Layout element entries
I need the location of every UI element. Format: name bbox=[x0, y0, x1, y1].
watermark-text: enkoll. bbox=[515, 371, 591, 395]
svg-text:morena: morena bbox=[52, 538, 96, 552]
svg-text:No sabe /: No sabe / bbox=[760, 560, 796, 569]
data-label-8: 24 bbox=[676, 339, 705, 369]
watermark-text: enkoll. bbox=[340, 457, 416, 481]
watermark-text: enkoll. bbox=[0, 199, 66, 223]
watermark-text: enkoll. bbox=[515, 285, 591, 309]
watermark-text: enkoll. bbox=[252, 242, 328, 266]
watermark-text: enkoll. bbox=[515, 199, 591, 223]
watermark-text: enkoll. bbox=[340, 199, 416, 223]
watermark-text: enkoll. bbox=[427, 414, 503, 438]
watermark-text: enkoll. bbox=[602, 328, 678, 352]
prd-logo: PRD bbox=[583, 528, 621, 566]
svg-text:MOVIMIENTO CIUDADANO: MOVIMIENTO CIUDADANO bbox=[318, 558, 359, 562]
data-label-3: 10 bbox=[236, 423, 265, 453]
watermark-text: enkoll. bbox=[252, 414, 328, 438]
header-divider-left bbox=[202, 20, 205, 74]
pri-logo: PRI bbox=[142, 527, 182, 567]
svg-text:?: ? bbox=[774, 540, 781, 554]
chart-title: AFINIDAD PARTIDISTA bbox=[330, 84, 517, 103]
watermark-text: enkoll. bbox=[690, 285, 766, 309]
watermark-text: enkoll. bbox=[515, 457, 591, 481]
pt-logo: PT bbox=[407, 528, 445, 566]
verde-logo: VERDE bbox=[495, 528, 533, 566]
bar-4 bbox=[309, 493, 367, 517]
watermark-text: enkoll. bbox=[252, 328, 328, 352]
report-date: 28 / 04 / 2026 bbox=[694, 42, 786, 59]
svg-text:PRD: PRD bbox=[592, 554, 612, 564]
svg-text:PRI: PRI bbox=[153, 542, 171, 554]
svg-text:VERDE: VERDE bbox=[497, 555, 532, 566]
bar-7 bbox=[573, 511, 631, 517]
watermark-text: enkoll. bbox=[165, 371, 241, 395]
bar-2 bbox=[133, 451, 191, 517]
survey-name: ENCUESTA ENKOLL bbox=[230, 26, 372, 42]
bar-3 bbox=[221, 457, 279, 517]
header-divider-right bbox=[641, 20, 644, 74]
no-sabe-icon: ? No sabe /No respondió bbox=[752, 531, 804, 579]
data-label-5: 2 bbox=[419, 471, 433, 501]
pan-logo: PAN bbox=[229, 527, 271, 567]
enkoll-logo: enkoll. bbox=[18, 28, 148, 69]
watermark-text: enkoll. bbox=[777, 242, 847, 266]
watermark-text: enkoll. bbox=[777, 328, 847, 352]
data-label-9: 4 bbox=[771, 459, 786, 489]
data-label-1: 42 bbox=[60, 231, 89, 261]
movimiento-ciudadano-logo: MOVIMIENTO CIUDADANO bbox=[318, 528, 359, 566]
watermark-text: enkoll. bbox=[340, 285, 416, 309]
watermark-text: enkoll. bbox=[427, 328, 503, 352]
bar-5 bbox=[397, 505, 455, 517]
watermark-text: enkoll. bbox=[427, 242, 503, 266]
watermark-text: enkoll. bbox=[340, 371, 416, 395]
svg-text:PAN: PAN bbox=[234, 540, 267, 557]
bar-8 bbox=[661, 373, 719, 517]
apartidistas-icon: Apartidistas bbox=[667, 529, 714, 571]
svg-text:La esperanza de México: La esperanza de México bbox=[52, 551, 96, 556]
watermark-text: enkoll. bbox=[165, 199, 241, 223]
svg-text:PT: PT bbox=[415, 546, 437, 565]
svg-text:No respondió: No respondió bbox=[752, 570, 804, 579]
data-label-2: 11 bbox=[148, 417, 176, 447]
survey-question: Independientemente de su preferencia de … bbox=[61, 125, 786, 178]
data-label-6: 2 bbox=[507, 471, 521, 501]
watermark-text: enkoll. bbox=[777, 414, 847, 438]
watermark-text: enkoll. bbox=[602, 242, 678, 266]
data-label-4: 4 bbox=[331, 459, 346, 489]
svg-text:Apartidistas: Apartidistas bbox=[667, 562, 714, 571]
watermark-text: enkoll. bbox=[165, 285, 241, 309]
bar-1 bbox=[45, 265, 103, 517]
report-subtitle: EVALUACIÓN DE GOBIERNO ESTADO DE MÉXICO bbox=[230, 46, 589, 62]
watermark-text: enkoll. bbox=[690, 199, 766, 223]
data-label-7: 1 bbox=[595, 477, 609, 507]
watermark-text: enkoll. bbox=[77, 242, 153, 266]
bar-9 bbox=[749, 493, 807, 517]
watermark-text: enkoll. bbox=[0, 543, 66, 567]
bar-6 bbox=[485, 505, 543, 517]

Challenge - Reproduce everything in the records above, from the very start down to the line containing "watermark-text: enkoll. bbox=[340, 199, 416, 223]", including both ends, with each line repeated verbatim.

Finished task -
I need the location of every UI element. Format: name bbox=[x0, y0, x1, y1].
watermark-text: enkoll. bbox=[515, 371, 591, 395]
svg-text:morena: morena bbox=[52, 538, 96, 552]
svg-text:No sabe /: No sabe / bbox=[760, 560, 796, 569]
data-label-8: 24 bbox=[676, 339, 705, 369]
watermark-text: enkoll. bbox=[340, 457, 416, 481]
watermark-text: enkoll. bbox=[0, 199, 66, 223]
watermark-text: enkoll. bbox=[515, 285, 591, 309]
watermark-text: enkoll. bbox=[252, 242, 328, 266]
watermark-text: enkoll. bbox=[515, 199, 591, 223]
watermark-text: enkoll. bbox=[340, 199, 416, 223]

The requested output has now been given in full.